* _WRITTEN INSTRUCTION_
Which lines have the string "material"? Copy all of them from the entries below.

::::

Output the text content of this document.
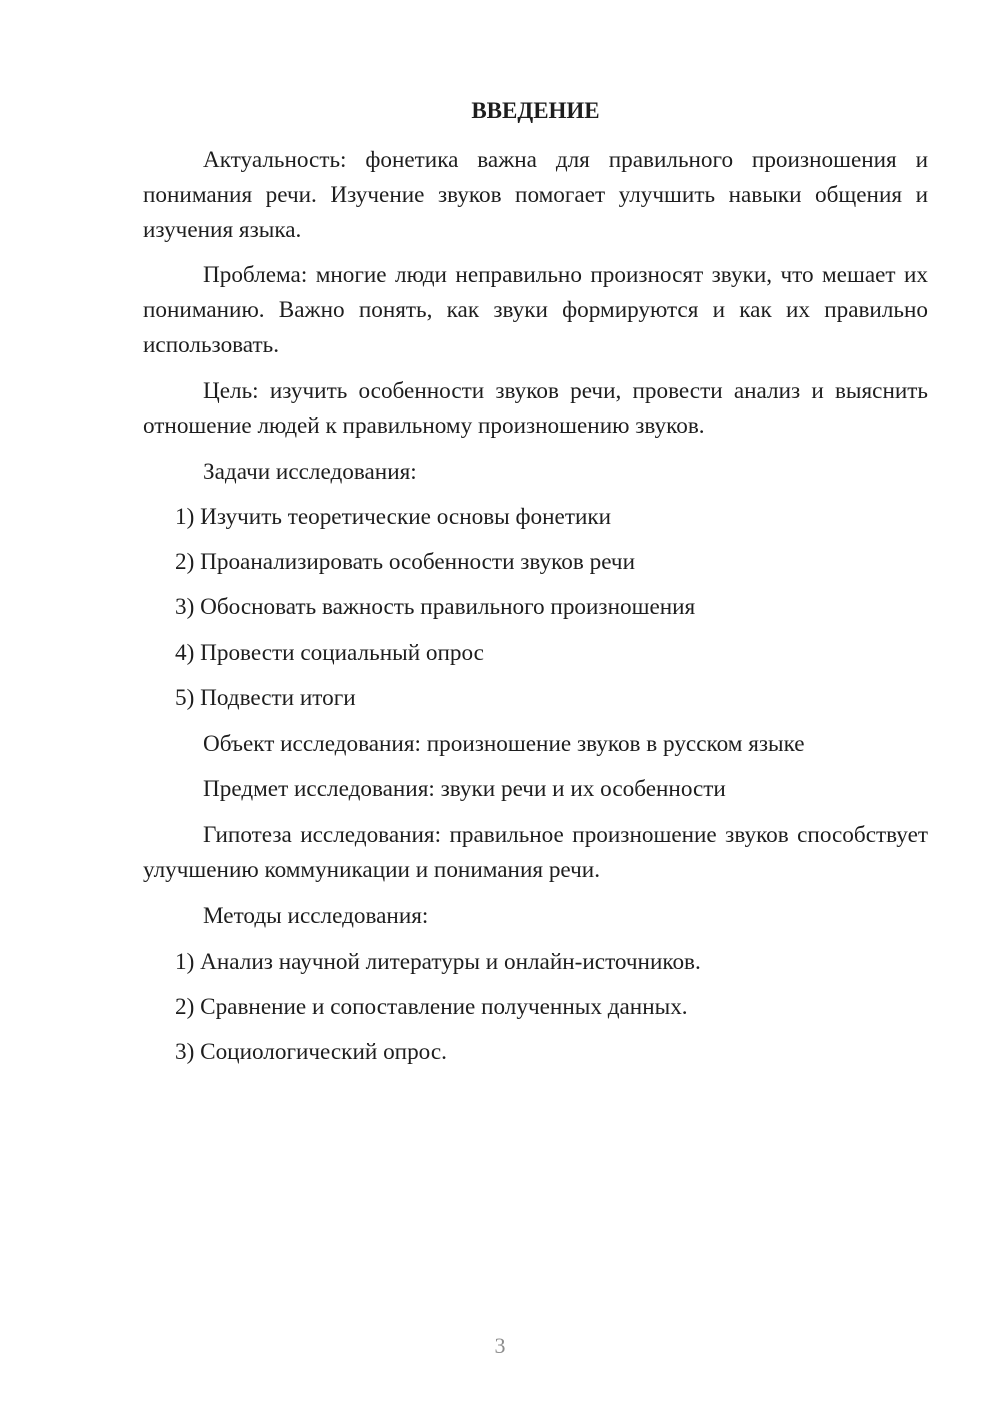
ВВЕДЕНИЕ

Актуальность: фонетика важна для правильного произношения и понимания речи. Изучение звуков помогает улучшить навыки общения и изучения языка.

Проблема: многие люди неправильно произносят звуки, что мешает их пониманию. Важно понять, как звуки формируются и как их правильно использовать.

Цель: изучить особенности звуков речи, провести анализ и выяснить отношение людей к правильному произношению звуков.

Задачи исследования:

1) Изучить теоретические основы фонетики

2) Проанализировать особенности звуков речи

3) Обосновать важность правильного произношения

4) Провести социальный опрос

5) Подвести итоги

Объект исследования: произношение звуков в русском языке

Предмет исследования: звуки речи и их особенности

Гипотеза исследования: правильное произношение звуков способствует улучшению коммуникации и понимания речи.

Методы исследования:

1) Анализ научной литературы и онлайн-источников.

2) Сравнение и сопоставление полученных данных.

3) Социологический опрос.

3
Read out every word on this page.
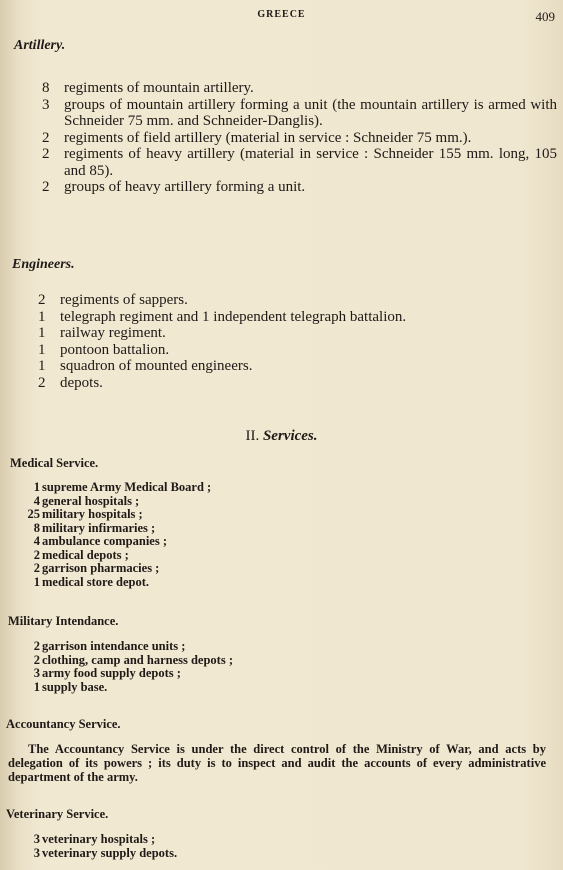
GREECE	409
Artillery.
8 regiments of mountain artillery.
3 groups of mountain artillery forming a unit (the mountain artillery is armed with Schneider 75 mm. and Schneider-Danglis).
2 regiments of field artillery (material in service : Schneider 75 mm.).
2 regiments of heavy artillery (material in service : Schneider 155 mm. long, 105 and 85).
2 groups of heavy artillery forming a unit.
Engineers.
2 regiments of sappers.
1 telegraph regiment and 1 independent telegraph battalion.
1 railway regiment.
1 pontoon battalion.
1 squadron of mounted engineers.
2 depots.
II. Services.
Medical Service.
1 supreme Army Medical Board ;
4 general hospitals ;
25 military hospitals ;
8 military infirmaries ;
4 ambulance companies ;
2 medical depots ;
2 garrison pharmacies ;
1 medical store depot.
Military Intendance.
2 garrison intendance units ;
2 clothing, camp and harness depots ;
3 army food supply depots ;
1 supply base.
Accountancy Service.
The Accountancy Service is under the direct control of the Ministry of War, and acts by delegation of its powers ; its duty is to inspect and audit the accounts of every administrative department of the army.
Veterinary Service.
3 veterinary hospitals ;
3 veterinary supply depots.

::::

* _EXERCISE SOLUTION_
2 regiments of field artillery (material in service : Schneider 75 mm.).
2 regiments of heavy artillery (material in service : Schneider 155 mm. long, 105 and 85).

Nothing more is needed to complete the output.